▸ What you will do
Count how many lines contain the word "устойчивость". Please give only the number.
· · · ·
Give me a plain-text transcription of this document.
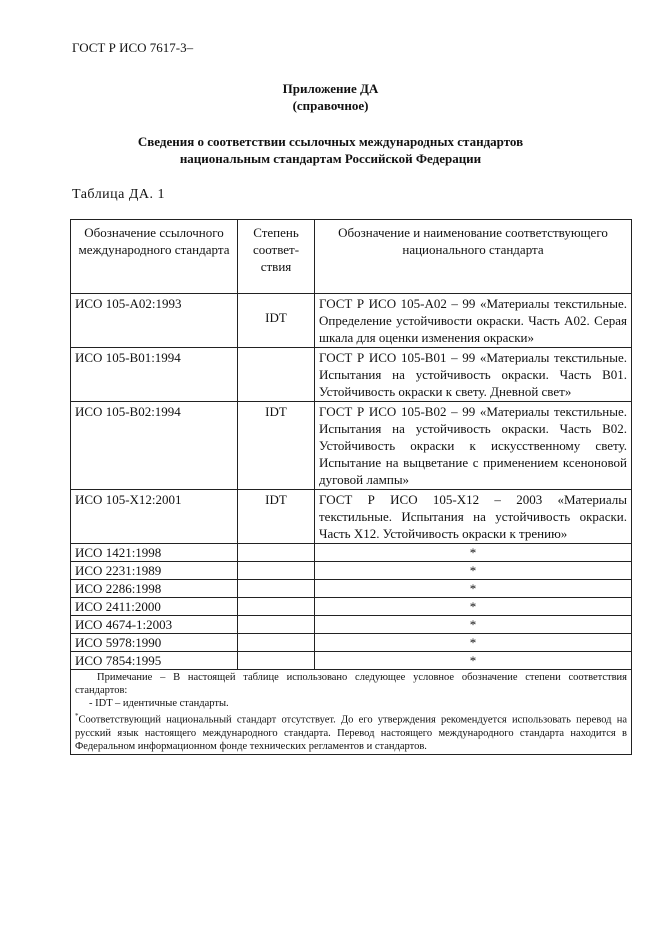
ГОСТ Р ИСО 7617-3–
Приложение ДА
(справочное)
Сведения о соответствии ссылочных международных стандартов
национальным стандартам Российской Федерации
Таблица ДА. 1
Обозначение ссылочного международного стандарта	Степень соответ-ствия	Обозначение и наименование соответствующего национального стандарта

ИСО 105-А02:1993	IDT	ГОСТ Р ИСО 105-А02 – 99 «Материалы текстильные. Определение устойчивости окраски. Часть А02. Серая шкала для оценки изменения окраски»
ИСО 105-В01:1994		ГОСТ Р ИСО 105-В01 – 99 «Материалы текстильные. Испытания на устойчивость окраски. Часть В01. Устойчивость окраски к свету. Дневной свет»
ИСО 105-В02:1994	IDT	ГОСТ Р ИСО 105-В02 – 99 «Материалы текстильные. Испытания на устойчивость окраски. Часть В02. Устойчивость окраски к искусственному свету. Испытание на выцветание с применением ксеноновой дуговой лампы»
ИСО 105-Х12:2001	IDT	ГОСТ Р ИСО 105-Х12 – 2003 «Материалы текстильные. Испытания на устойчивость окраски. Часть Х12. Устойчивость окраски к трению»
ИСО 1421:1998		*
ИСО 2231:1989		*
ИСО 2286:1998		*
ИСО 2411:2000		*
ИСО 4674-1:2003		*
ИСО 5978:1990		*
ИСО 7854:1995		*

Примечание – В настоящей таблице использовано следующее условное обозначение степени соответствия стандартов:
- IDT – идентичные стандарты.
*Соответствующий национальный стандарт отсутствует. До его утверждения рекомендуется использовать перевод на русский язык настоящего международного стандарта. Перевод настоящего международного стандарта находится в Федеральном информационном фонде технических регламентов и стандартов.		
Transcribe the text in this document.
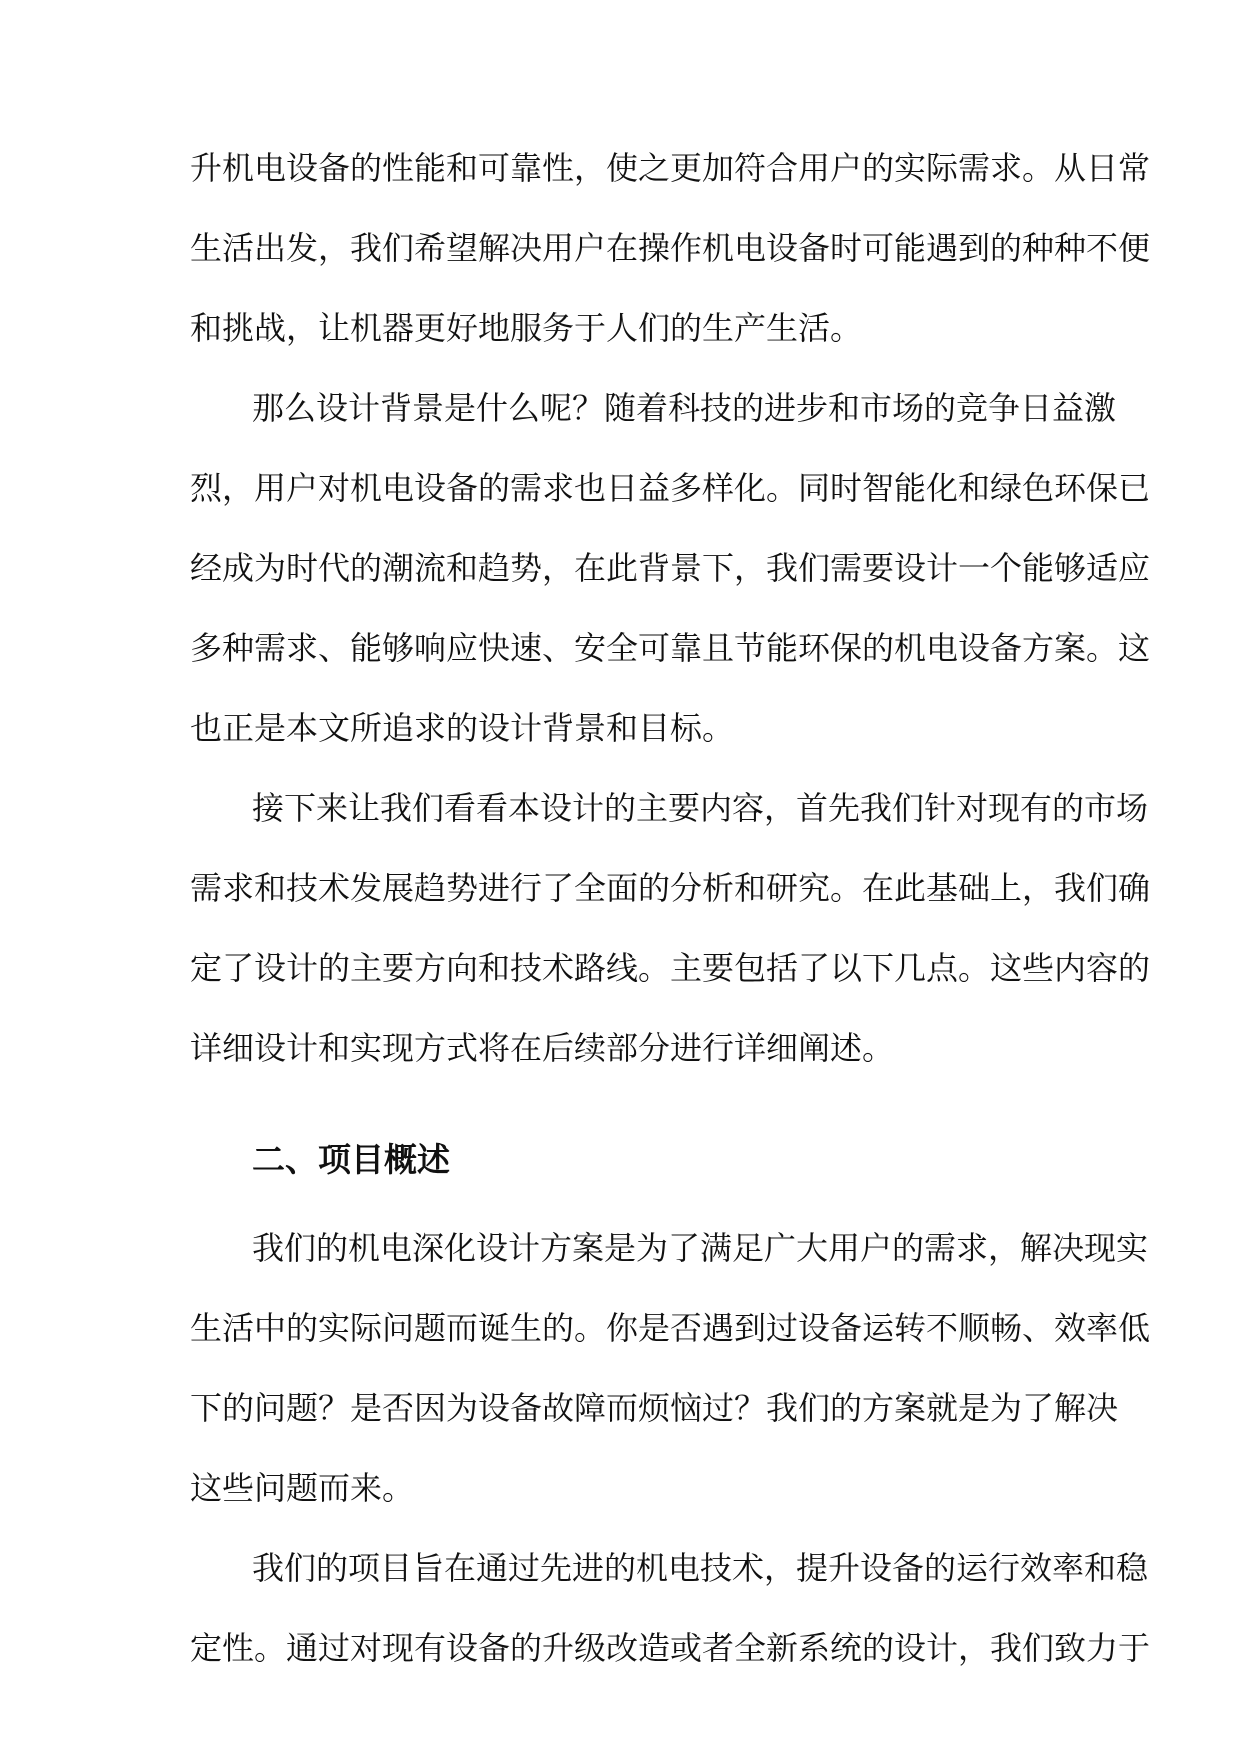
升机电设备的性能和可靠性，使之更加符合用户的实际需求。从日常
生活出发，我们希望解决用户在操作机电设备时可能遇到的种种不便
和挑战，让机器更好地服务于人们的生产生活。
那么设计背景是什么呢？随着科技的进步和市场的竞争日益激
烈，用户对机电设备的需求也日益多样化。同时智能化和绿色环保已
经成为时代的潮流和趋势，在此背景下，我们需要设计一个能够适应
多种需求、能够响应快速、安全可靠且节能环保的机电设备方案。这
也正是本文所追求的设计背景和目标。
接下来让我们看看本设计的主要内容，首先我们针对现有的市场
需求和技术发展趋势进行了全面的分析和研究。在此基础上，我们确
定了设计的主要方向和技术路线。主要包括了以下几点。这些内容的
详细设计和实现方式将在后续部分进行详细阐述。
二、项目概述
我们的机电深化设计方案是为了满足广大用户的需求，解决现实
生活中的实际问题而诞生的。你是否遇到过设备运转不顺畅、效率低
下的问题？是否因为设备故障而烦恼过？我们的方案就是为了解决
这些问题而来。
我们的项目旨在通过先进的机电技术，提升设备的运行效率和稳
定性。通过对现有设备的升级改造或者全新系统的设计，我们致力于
· · · ·
▸ Solution
3